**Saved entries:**
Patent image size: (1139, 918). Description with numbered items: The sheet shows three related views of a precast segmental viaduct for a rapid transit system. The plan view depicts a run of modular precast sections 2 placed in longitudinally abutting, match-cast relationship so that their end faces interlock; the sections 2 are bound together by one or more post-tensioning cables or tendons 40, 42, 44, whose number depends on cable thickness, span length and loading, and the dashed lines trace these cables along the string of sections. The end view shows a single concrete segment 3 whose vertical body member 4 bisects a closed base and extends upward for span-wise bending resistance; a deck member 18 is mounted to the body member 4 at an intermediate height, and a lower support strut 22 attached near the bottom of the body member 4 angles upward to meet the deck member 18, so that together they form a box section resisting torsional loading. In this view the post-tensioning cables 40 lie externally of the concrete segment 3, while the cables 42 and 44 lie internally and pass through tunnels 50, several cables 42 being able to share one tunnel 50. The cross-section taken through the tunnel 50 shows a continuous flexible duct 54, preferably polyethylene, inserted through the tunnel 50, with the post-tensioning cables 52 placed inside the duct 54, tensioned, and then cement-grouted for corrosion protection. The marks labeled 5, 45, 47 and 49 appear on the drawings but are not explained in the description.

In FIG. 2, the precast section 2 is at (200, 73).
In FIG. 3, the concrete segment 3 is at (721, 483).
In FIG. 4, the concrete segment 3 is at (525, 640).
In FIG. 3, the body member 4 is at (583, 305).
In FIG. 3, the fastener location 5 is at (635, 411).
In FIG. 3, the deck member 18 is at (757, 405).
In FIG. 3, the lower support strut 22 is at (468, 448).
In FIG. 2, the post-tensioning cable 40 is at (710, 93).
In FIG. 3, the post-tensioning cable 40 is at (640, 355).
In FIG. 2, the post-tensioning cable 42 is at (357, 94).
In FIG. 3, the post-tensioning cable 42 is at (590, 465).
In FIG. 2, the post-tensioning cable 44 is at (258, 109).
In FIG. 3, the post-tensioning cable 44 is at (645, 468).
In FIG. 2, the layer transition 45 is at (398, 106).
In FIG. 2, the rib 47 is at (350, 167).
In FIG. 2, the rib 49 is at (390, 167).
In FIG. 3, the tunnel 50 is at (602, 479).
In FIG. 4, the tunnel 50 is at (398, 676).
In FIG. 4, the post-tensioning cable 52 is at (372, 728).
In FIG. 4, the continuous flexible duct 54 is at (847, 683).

**Stated exercise:**
Copy these lines word for word, keeping every one of them.

**Response for this exercise:**
Patent image size: (1139, 918). Description with numbered items: The sheet shows three related views of a precast segmental viaduct for a rapid transit system. The plan view depicts a run of modular precast sections 2 placed in longitudinally abutting, match-cast relationship so that their end faces interlock; the sections 2 are bound together by one or more post-tensioning cables or tendons 40, 42, 44, whose number depends on cable thickness, span length and loading, and the dashed lines trace these cables along the string of sections. The end view shows a single concrete segment 3 whose vertical body member 4 bisects a closed base and extends upward for span-wise bending resistance; a deck member 18 is mounted to the body member 4 at an intermediate height, and a lower support strut 22 attached near the bottom of the body member 4 angles upward to meet the deck member 18, so that together they form a box section resisting torsional loading. In this view the post-tensioning cables 40 lie externally of the concrete segment 3, while the cables 42 and 44 lie internally and pass through tunnels 50, several cables 42 being able to share one tunnel 50. The cross-section taken through the tunnel 50 shows a continuous flexible duct 54, preferably polyethylene, inserted through the tunnel 50, with the post-tensioning cables 52 placed inside the duct 54, tensioned, and then cement-grouted for corrosion protection. The marks labeled 5, 45, 47 and 49 appear on the drawings but are not explained in the description.

In FIG. 2, the precast section 2 is at (200, 73).
In FIG. 3, the concrete segment 3 is at (721, 483).
In FIG. 4, the concrete segment 3 is at (525, 640).
In FIG. 3, the body member 4 is at (583, 305).
In FIG. 3, the fastener location 5 is at (635, 411).
In FIG. 3, the deck member 18 is at (757, 405).
In FIG. 3, the lower support strut 22 is at (468, 448).
In FIG. 2, the post-tensioning cable 40 is at (710, 93).
In FIG. 3, the post-tensioning cable 40 is at (640, 355).
In FIG. 2, the post-tensioning cable 42 is at (357, 94).
In FIG. 3, the post-tensioning cable 42 is at (590, 465).
In FIG. 2, the post-tensioning cable 44 is at (258, 109).
In FIG. 3, the post-tensioning cable 44 is at (645, 468).
In FIG. 2, the layer transition 45 is at (398, 106).
In FIG. 2, the rib 47 is at (350, 167).
In FIG. 2, the rib 49 is at (390, 167).
In FIG. 3, the tunnel 50 is at (602, 479).
In FIG. 4, the tunnel 50 is at (398, 676).
In FIG. 4, the post-tensioning cable 52 is at (372, 728).
In FIG. 4, the continuous flexible duct 54 is at (847, 683).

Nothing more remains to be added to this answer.